Only the pictures stay out; every record is to be quoted exactly.

§ Extracted data entries
---

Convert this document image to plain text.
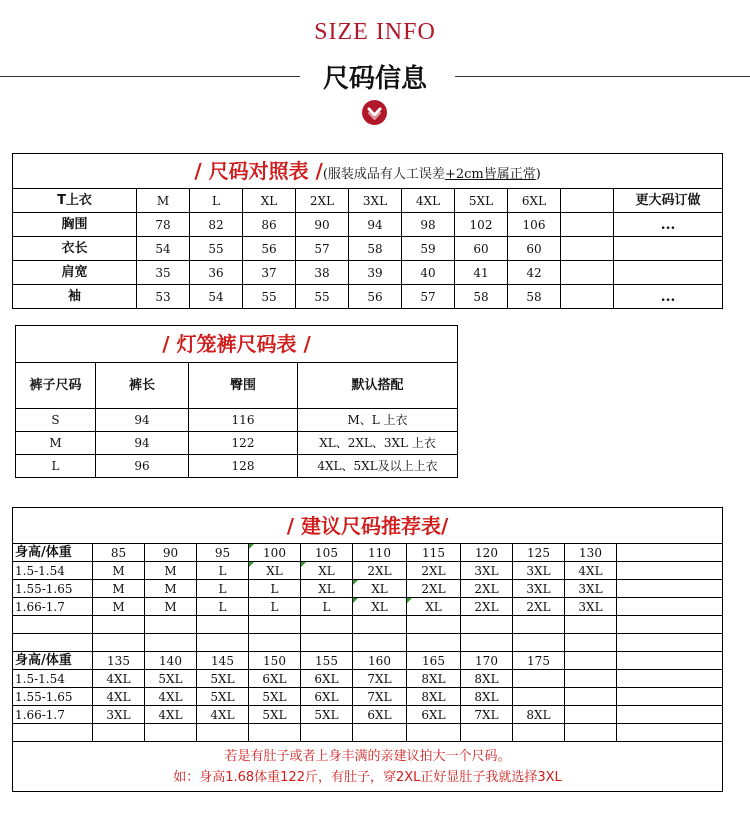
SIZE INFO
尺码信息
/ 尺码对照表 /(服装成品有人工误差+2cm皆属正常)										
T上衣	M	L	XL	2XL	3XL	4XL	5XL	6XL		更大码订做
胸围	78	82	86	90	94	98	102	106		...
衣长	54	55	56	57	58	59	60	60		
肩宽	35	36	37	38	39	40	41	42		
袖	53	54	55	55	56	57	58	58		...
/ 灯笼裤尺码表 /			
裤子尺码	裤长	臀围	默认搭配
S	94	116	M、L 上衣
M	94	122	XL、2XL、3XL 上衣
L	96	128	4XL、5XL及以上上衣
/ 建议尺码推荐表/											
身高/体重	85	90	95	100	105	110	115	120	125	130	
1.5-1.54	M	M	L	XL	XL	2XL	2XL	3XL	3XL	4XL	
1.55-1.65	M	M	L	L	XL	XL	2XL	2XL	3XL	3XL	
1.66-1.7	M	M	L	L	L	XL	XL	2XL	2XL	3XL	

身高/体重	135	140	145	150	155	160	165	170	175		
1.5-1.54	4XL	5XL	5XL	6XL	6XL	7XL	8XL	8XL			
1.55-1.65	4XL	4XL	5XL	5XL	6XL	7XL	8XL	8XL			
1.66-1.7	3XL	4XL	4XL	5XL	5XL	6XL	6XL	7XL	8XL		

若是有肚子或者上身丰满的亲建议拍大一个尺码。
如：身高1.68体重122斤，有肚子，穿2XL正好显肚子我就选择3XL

---

§ COMPLETE ANSWER
Convert this document image to plain text.
SIZE INFO
尺码信息
/ 尺码对照表 /(服装成品有人工误差+2cm皆属正常)										
T上衣	M	L	XL	2XL	3XL	4XL	5XL	6XL		更大码订做
胸围	78	82	86	90	94	98	102	106		...
衣长	54	55	56	57	58	59	60	60		
肩宽	35	36	37	38	39	40	41	42		
袖	53	54	55	55	56	57	58	58		...
/ 灯笼裤尺码表 /			
裤子尺码	裤长	臀围	默认搭配
S	94	116	M、L 上衣
M	94	122	XL、2XL、3XL 上衣
L	96	128	4XL、5XL及以上上衣
/ 建议尺码推荐表/											
身高/体重	85	90	95	100	105	110	115	120	125	130	
1.5-1.54	M	M	L	XL	XL	2XL	2XL	3XL	3XL	4XL	
1.55-1.65	M	M	L	L	XL	XL	2XL	2XL	3XL	3XL	
1.66-1.7	M	M	L	L	L	XL	XL	2XL	2XL	3XL	

身高/体重	135	140	145	150	155	160	165	170	175		
1.5-1.54	4XL	5XL	5XL	6XL	6XL	7XL	8XL	8XL			
1.55-1.65	4XL	4XL	5XL	5XL	6XL	7XL	8XL	8XL			
1.66-1.7	3XL	4XL	4XL	5XL	5XL	6XL	6XL	7XL	8XL		

若是有肚子或者上身丰满的亲建议拍大一个尺码。
如：身高1.68体重122斤，有肚子，穿2XL正好显肚子我就选择3XL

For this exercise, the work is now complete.